**What the task asks**
Exactly as written, print each record in the listing.

**The input**

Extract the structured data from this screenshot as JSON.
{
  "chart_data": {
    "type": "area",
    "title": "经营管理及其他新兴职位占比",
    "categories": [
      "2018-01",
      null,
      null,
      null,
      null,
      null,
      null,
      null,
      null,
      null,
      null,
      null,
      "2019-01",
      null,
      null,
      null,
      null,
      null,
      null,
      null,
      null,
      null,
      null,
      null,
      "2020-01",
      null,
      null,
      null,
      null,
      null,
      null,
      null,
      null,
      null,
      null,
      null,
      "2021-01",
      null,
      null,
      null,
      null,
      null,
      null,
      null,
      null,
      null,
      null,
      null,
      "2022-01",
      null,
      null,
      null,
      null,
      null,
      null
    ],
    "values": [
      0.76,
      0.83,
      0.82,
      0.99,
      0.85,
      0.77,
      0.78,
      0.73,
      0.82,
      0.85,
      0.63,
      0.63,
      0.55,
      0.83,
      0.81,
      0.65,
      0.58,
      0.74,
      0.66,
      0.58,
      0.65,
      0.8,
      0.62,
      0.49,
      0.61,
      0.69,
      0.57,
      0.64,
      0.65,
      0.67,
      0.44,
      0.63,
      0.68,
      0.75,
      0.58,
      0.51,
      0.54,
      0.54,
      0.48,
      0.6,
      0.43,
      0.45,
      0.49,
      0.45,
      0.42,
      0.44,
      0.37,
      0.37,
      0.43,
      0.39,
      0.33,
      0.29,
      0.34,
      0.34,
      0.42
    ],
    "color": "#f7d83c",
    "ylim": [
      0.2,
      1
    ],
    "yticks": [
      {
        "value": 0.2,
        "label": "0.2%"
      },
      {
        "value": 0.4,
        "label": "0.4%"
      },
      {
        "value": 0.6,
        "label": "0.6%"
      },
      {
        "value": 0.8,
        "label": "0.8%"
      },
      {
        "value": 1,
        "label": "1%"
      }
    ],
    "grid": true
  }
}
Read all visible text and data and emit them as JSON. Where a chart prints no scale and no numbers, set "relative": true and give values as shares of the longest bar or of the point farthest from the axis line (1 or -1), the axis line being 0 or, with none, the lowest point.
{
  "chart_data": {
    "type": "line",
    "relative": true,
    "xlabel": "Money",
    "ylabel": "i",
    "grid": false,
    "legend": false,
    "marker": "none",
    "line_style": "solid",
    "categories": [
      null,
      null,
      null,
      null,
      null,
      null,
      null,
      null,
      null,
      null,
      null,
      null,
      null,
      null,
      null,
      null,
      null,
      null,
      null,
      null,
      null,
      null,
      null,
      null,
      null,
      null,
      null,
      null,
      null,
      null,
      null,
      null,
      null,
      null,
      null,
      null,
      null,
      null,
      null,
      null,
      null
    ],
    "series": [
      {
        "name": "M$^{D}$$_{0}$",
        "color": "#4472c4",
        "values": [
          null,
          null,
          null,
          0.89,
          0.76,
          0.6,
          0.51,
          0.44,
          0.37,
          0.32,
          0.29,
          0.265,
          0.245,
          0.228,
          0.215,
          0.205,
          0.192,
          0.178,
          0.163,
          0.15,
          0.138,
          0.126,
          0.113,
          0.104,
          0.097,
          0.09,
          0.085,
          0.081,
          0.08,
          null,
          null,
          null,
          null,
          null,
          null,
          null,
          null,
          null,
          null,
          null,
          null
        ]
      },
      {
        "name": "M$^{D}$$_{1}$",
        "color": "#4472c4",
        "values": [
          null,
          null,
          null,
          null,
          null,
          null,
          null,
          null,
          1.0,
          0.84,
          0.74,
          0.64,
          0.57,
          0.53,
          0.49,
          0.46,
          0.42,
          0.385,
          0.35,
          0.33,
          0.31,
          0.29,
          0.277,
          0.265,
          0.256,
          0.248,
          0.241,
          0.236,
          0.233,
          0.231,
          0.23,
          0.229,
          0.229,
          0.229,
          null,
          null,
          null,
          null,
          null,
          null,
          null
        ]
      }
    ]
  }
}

**Complete answer**
Extract the structured data from this screenshot as JSON.
{
  "chart_data": {
    "type": "area",
    "title": "经营管理及其他新兴职位占比",
    "categories": [
      "2018-01",
      null,
      null,
      null,
      null,
      null,
      null,
      null,
      null,
      null,
      null,
      null,
      "2019-01",
      null,
      null,
      null,
      null,
      null,
      null,
      null,
      null,
      null,
      null,
      null,
      "2020-01",
      null,
      null,
      null,
      null,
      null,
      null,
      null,
      null,
      null,
      null,
      null,
      "2021-01",
      null,
      null,
      null,
      null,
      null,
      null,
      null,
      null,
      null,
      null,
      null,
      "2022-01",
      null,
      null,
      null,
      null,
      null,
      null
    ],
    "values": [
      0.76,
      0.83,
      0.82,
      0.99,
      0.85,
      0.77,
      0.78,
      0.73,
      0.82,
      0.85,
      0.63,
      0.63,
      0.55,
      0.83,
      0.81,
      0.65,
      0.58,
      0.74,
      0.66,
      0.58,
      0.65,
      0.8,
      0.62,
      0.49,
      0.61,
      0.69,
      0.57,
      0.64,
      0.65,
      0.67,
      0.44,
      0.63,
      0.68,
      0.75,
      0.58,
      0.51,
      0.54,
      0.54,
      0.48,
      0.6,
      0.43,
      0.45,
      0.49,
      0.45,
      0.42,
      0.44,
      0.37,
      0.37,
      0.43,
      0.39,
      0.33,
      0.29,
      0.34,
      0.34,
      0.42
    ],
    "color": "#f7d83c",
    "ylim": [
      0.2,
      1
    ],
    "yticks": [
      {
        "value": 0.2,
        "label": "0.2%"
      },
      {
        "value": 0.4,
        "label": "0.4%"
      },
      {
        "value": 0.6,
        "label": "0.6%"
      },
      {
        "value": 0.8,
        "label": "0.8%"
      },
      {
        "value": 1,
        "label": "1%"
      }
    ],
    "grid": true
  }
}
Read all visible text and data and emit them as JSON. Where a chart prints no scale and no numbers, set "relative": true and give values as shares of the longest bar or of the point farthest from the axis line (1 or -1), the axis line being 0 or, with none, the lowest point.
{
  "chart_data": {
    "type": "line",
    "relative": true,
    "xlabel": "Money",
    "ylabel": "i",
    "grid": false,
    "legend": false,
    "marker": "none",
    "line_style": "solid",
    "categories": [
      null,
      null,
      null,
      null,
      null,
      null,
      null,
      null,
      null,
      null,
      null,
      null,
      null,
      null,
      null,
      null,
      null,
      null,
      null,
      null,
      null,
      null,
      null,
      null,
      null,
      null,
      null,
      null,
      null,
      null,
      null,
      null,
      null,
      null,
      null,
      null,
      null,
      null,
      null,
      null,
      null
    ],
    "series": [
      {
        "name": "M$^{D}$$_{0}$",
        "color": "#4472c4",
        "values": [
          null,
          null,
          null,
          0.89,
          0.76,
          0.6,
          0.51,
          0.44,
          0.37,
          0.32,
          0.29,
          0.265,
          0.245,
          0.228,
          0.215,
          0.205,
          0.192,
          0.178,
          0.163,
          0.15,
          0.138,
          0.126,
          0.113,
          0.104,
          0.097,
          0.09,
          0.085,
          0.081,
          0.08,
          null,
          null,
          null,
          null,
          null,
          null,
          null,
          null,
          null,
          null,
          null,
          null
        ]
      },
      {
        "name": "M$^{D}$$_{1}$",
        "color": "#4472c4",
        "values": [
          null,
          null,
          null,
          null,
          null,
          null,
          null,
          null,
          1.0,
          0.84,
          0.74,
          0.64,
          0.57,
          0.53,
          0.49,
          0.46,
          0.42,
          0.385,
          0.35,
          0.33,
          0.31,
          0.29,
          0.277,
          0.265,
          0.256,
          0.248,
          0.241,
          0.236,
          0.233,
          0.231,
          0.23,
          0.229,
          0.229,
          0.229,
          null,
          null,
          null,
          null,
          null,
          null,
          null
        ]
      }
    ]
  }
}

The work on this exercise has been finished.